Data rows
****
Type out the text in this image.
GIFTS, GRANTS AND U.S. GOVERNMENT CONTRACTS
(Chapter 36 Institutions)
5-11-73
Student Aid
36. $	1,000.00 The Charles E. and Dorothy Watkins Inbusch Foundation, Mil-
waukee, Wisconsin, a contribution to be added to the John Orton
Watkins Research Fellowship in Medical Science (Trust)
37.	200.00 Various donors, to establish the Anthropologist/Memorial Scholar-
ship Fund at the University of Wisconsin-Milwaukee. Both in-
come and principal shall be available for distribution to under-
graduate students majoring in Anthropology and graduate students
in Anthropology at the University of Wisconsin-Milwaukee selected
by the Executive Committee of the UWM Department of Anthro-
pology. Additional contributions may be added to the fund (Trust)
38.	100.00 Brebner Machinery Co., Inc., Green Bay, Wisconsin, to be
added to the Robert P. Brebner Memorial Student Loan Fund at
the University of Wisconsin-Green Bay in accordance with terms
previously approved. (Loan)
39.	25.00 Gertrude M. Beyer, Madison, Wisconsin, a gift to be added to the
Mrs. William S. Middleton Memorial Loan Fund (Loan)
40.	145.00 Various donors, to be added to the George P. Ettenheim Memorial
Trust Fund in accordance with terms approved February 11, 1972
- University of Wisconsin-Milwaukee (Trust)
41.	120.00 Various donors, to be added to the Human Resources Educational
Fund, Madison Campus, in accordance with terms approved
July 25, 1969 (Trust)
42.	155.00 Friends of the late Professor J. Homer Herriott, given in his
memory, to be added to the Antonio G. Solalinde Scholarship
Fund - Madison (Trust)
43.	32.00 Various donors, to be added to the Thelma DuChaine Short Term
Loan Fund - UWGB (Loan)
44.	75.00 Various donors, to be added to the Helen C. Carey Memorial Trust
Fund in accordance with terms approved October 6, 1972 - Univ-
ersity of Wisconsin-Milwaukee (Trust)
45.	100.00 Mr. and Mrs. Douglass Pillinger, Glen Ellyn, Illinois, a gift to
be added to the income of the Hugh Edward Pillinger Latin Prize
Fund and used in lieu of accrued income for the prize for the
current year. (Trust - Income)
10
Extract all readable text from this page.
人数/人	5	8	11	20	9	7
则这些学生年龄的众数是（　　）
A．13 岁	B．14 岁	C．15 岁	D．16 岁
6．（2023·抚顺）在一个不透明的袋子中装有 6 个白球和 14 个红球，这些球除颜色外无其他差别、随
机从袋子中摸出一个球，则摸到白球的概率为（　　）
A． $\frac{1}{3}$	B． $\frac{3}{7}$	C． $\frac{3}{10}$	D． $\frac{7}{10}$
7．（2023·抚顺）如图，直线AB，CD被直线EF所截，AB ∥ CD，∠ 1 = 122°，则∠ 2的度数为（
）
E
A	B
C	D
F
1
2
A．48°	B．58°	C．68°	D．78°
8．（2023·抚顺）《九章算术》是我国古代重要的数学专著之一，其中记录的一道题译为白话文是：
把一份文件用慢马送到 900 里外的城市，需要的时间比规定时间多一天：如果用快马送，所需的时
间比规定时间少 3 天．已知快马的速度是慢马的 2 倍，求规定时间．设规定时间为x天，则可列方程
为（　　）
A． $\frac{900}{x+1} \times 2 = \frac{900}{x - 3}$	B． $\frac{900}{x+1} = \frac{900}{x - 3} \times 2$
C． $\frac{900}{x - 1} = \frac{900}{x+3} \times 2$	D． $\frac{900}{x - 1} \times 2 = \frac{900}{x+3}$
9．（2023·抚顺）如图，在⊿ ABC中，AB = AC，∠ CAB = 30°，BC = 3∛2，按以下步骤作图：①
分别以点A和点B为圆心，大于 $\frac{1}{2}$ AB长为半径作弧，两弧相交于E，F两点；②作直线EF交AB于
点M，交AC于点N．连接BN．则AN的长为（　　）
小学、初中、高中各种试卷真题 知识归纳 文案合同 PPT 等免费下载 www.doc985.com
****
Exercise aim
Return all of the data word for word.

Answer to this problem
Type out the text in this image.
GIFTS, GRANTS AND U.S. GOVERNMENT CONTRACTS
(Chapter 36 Institutions)
5-11-73
Student Aid
36. $	1,000.00 The Charles E. and Dorothy Watkins Inbusch Foundation, Mil-
waukee, Wisconsin, a contribution to be added to the John Orton
Watkins Research Fellowship in Medical Science (Trust)
37.	200.00 Various donors, to establish the Anthropologist/Memorial Scholar-
ship Fund at the University of Wisconsin-Milwaukee. Both in-
come and principal shall be available for distribution to under-
graduate students majoring in Anthropology and graduate students
in Anthropology at the University of Wisconsin-Milwaukee selected
by the Executive Committee of the UWM Department of Anthro-
pology. Additional contributions may be added to the fund (Trust)
38.	100.00 Brebner Machinery Co., Inc., Green Bay, Wisconsin, to be
added to the Robert P. Brebner Memorial Student Loan Fund at
the University of Wisconsin-Green Bay in accordance with terms
previously approved. (Loan)
39.	25.00 Gertrude M. Beyer, Madison, Wisconsin, a gift to be added to the
Mrs. William S. Middleton Memorial Loan Fund (Loan)
40.	145.00 Various donors, to be added to the George P. Ettenheim Memorial
Trust Fund in accordance with terms approved February 11, 1972
- University of Wisconsin-Milwaukee (Trust)
41.	120.00 Various donors, to be added to the Human Resources Educational
Fund, Madison Campus, in accordance with terms approved
July 25, 1969 (Trust)
42.	155.00 Friends of the late Professor J. Homer Herriott, given in his
memory, to be added to the Antonio G. Solalinde Scholarship
Fund - Madison (Trust)
43.	32.00 Various donors, to be added to the Thelma DuChaine Short Term
Loan Fund - UWGB (Loan)
44.	75.00 Various donors, to be added to the Helen C. Carey Memorial Trust
Fund in accordance with terms approved October 6, 1972 - Univ-
ersity of Wisconsin-Milwaukee (Trust)
45.	100.00 Mr. and Mrs. Douglass Pillinger, Glen Ellyn, Illinois, a gift to
be added to the income of the Hugh Edward Pillinger Latin Prize
Fund and used in lieu of accrued income for the prize for the
current year. (Trust - Income)
10
Extract all readable text from this page.
人数/人	5	8	11	20	9	7
则这些学生年龄的众数是（　　）
A．13 岁	B．14 岁	C．15 岁	D．16 岁
6．（2023·抚顺）在一个不透明的袋子中装有 6 个白球和 14 个红球，这些球除颜色外无其他差别、随
机从袋子中摸出一个球，则摸到白球的概率为（　　）
A． $\frac{1}{3}$	B． $\frac{3}{7}$	C． $\frac{3}{10}$	D． $\frac{7}{10}$
7．（2023·抚顺）如图，直线AB，CD被直线EF所截，AB ∥ CD，∠ 1 = 122°，则∠ 2的度数为（
）
E
A	B
C	D
F
1
2
A．48°	B．58°	C．68°	D．78°
8．（2023·抚顺）《九章算术》是我国古代重要的数学专著之一，其中记录的一道题译为白话文是：
把一份文件用慢马送到 900 里外的城市，需要的时间比规定时间多一天：如果用快马送，所需的时
间比规定时间少 3 天．已知快马的速度是慢马的 2 倍，求规定时间．设规定时间为x天，则可列方程
为（　　）
A． $\frac{900}{x+1} \times 2 = \frac{900}{x - 3}$	B． $\frac{900}{x+1} = \frac{900}{x - 3} \times 2$
C． $\frac{900}{x - 1} = \frac{900}{x+3} \times 2$	D． $\frac{900}{x - 1} \times 2 = \frac{900}{x+3}$
9．（2023·抚顺）如图，在⊿ ABC中，AB = AC，∠ CAB = 30°，BC = 3∛2，按以下步骤作图：①
分别以点A和点B为圆心，大于 $\frac{1}{2}$ AB长为半径作弧，两弧相交于E，F两点；②作直线EF交AB于
点M，交AC于点N．连接BN．则AN的长为（　　）
小学、初中、高中各种试卷真题 知识归纳 文案合同 PPT 等免费下载 www.doc985.com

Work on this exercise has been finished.